→ **Exercise requirements**: In the material below, identify each line bearing the word "Sankyo". Reproduce those lines.

→ **Exercise input**:
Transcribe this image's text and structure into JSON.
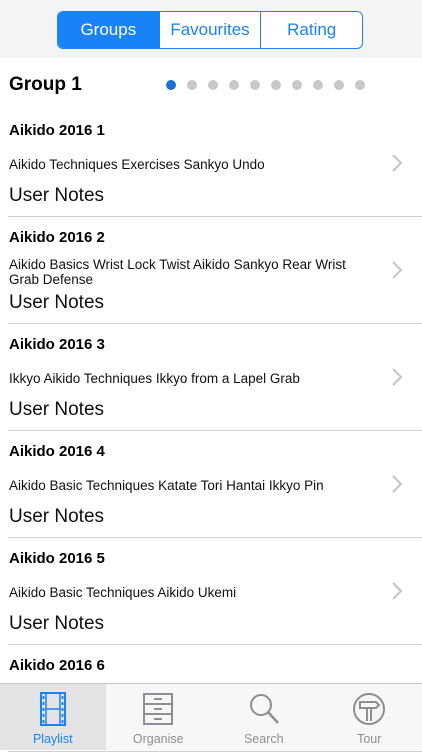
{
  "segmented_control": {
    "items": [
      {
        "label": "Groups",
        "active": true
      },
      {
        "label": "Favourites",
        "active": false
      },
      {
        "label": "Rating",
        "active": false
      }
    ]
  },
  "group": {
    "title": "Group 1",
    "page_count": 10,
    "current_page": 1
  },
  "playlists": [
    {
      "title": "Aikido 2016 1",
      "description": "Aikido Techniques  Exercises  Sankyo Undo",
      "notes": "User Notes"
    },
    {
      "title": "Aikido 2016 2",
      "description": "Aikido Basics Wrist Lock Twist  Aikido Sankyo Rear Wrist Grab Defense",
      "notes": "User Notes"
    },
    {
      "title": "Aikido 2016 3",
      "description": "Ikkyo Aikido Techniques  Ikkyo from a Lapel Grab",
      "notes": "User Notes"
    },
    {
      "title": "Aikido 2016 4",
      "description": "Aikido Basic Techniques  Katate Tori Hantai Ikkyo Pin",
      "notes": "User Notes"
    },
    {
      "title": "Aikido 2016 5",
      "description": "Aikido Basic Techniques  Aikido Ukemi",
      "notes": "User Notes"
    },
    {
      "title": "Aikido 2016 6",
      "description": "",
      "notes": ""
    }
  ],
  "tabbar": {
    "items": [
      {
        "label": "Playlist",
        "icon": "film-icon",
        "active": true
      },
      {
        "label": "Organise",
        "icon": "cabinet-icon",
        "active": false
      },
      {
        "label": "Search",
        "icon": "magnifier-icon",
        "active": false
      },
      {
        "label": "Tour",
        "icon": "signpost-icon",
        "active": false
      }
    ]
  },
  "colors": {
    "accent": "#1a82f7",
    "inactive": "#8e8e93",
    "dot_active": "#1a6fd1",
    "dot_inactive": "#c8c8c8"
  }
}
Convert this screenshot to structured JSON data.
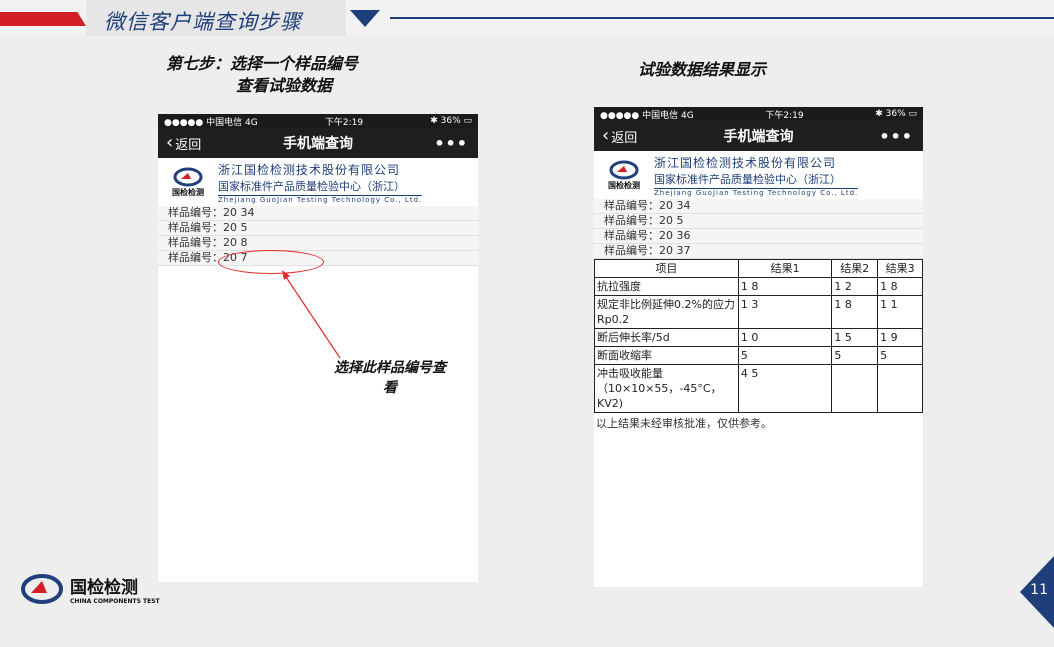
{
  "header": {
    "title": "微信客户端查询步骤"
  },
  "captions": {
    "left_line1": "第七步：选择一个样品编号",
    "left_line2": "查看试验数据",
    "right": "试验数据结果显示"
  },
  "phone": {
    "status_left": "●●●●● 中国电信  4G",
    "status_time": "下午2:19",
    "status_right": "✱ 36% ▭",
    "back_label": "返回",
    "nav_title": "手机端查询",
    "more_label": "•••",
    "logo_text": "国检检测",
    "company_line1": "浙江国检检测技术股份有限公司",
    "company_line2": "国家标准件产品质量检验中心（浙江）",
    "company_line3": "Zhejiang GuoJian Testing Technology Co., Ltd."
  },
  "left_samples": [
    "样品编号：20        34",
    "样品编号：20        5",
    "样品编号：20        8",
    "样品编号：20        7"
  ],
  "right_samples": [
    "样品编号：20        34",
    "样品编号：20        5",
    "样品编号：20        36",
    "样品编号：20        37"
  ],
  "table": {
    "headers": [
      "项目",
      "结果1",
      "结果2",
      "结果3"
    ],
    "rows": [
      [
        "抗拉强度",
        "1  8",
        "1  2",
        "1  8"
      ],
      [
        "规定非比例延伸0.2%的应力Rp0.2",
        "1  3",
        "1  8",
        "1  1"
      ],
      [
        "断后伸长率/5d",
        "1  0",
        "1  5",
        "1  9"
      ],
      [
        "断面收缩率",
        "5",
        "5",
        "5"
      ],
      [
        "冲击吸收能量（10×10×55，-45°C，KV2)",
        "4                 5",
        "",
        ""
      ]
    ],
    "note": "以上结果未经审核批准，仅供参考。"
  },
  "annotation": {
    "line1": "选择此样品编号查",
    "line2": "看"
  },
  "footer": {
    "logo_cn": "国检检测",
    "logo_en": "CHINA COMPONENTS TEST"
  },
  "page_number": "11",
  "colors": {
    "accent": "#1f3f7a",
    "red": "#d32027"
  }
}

→ **Solution**:
      "description": "Aikido Techniques  Exercises  Sankyo Undo",
      "description": "Aikido Basics Wrist Lock Twist  Aikido Sankyo Rear Wrist Grab Defense",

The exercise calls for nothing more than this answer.